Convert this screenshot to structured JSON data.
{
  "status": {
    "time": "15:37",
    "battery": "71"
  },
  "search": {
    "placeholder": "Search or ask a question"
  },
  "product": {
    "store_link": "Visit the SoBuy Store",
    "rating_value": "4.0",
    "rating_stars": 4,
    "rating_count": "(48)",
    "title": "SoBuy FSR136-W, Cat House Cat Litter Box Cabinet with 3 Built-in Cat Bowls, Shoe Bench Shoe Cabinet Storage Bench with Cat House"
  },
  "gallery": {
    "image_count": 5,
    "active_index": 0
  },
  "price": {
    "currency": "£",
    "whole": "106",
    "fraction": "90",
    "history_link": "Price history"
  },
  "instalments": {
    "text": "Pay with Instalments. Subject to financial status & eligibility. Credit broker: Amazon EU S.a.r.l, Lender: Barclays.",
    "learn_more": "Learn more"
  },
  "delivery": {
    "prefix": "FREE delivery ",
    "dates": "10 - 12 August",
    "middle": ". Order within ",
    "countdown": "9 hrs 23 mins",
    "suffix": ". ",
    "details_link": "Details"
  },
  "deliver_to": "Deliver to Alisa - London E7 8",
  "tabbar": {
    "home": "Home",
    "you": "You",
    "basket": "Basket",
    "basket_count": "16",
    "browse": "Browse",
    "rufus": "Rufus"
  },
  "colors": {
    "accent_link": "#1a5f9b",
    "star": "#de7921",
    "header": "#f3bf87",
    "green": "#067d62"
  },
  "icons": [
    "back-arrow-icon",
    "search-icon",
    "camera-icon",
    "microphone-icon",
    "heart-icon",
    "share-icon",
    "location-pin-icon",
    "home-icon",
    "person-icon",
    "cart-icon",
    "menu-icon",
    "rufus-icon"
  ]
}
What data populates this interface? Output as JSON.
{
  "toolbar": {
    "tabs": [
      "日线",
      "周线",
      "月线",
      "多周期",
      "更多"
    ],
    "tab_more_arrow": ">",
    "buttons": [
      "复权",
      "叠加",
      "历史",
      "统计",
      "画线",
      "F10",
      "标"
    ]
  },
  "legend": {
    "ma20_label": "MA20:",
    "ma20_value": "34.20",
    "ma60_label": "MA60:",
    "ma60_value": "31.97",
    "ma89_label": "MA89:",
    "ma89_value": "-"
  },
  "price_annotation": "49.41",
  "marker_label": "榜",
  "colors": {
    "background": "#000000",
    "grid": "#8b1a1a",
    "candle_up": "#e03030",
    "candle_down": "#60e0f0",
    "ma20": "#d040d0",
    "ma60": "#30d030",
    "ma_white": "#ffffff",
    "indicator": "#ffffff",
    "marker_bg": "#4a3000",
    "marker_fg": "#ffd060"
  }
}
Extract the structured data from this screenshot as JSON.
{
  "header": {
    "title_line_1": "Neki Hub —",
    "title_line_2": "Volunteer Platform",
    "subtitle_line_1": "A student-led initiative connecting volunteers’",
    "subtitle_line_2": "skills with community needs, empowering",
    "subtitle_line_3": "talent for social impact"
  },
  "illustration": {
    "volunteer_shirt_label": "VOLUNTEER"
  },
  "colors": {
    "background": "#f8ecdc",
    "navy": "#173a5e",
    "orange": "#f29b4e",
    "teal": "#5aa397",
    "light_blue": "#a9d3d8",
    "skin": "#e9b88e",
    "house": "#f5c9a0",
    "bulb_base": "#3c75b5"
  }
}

#### DIRECTION
Check each line of the data above for the word "JSON" and say how many lines contain it, giving nothing besides the number.

#### EXERCISE RESULT
3